▸ Goal
Copy each line of the records below exactly as it appears, leaving out the pictures.

▸ Supplied information

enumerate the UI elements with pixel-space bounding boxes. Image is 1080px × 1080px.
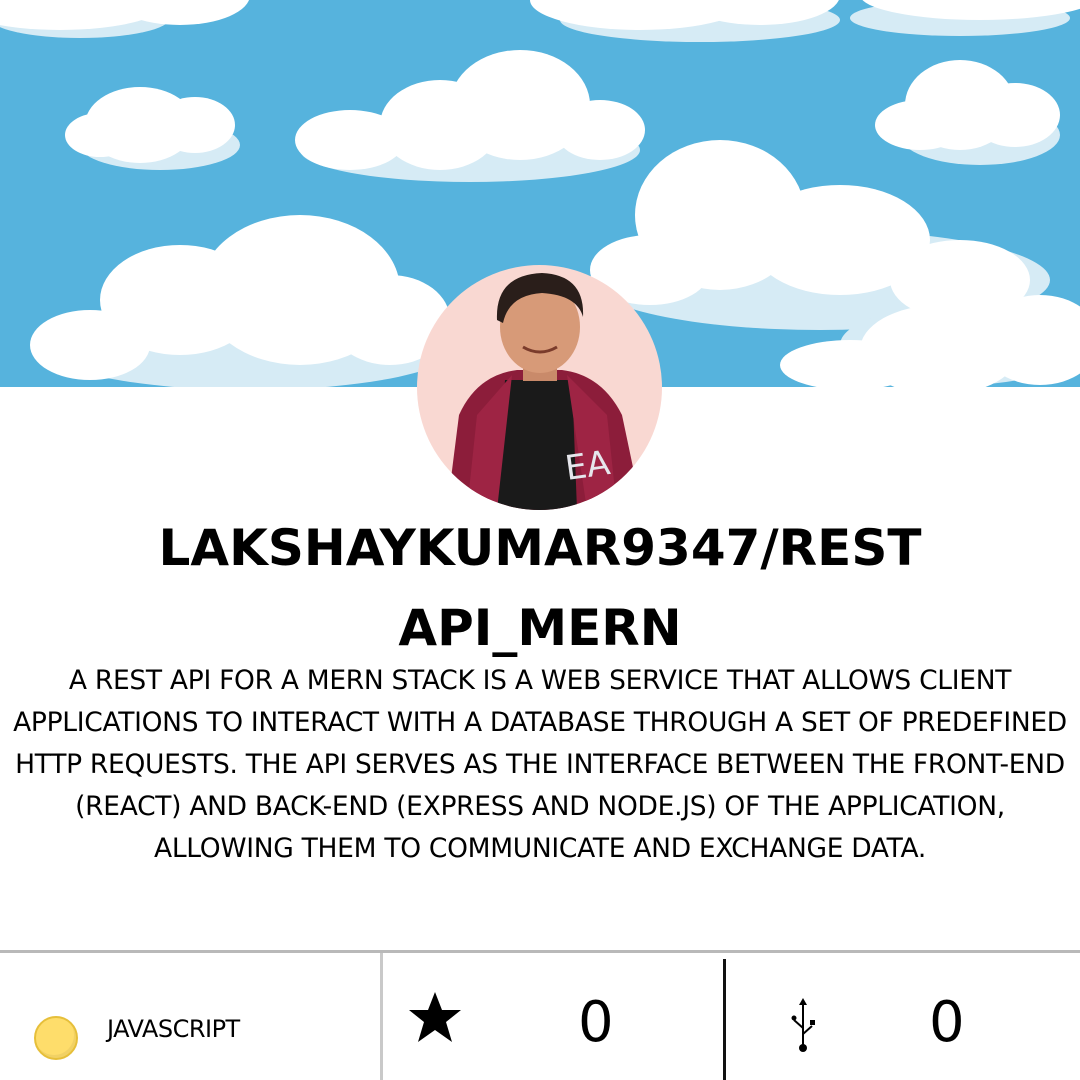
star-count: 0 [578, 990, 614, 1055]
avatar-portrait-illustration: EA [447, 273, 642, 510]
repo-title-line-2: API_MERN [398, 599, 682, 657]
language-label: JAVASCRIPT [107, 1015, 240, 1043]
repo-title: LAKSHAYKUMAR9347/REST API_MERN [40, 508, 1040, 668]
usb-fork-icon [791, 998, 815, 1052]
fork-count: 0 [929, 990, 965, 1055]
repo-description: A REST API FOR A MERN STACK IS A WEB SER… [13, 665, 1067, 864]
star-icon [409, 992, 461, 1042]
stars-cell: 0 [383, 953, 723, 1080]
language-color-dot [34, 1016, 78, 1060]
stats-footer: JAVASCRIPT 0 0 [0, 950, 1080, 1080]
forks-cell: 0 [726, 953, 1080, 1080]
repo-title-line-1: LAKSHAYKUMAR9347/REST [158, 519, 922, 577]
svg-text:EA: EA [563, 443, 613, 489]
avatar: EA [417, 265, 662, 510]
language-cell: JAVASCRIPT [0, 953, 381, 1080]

▸ Exercise response
enumerate the UI elements with pixel-space bounding boxes. Image is 1080px × 1080px.
star-count: 0 [578, 990, 614, 1055]
avatar-portrait-illustration: EA [447, 273, 642, 510]
repo-title-line-2: API_MERN [398, 599, 682, 657]
language-label: JAVASCRIPT [107, 1015, 240, 1043]
repo-title: LAKSHAYKUMAR9347/REST API_MERN [40, 508, 1040, 668]
usb-fork-icon [791, 998, 815, 1052]
fork-count: 0 [929, 990, 965, 1055]
repo-description: A REST API FOR A MERN STACK IS A WEB SER… [13, 665, 1067, 864]
star-icon [409, 992, 461, 1042]
stars-cell: 0 [383, 953, 723, 1080]
language-color-dot [34, 1016, 78, 1060]
stats-footer: JAVASCRIPT 0 0 [0, 950, 1080, 1080]
forks-cell: 0 [726, 953, 1080, 1080]
repo-title-line-1: LAKSHAYKUMAR9347/REST [158, 519, 922, 577]
svg-text:EA: EA [563, 443, 613, 489]
avatar: EA [417, 265, 662, 510]
language-cell: JAVASCRIPT [0, 953, 381, 1080]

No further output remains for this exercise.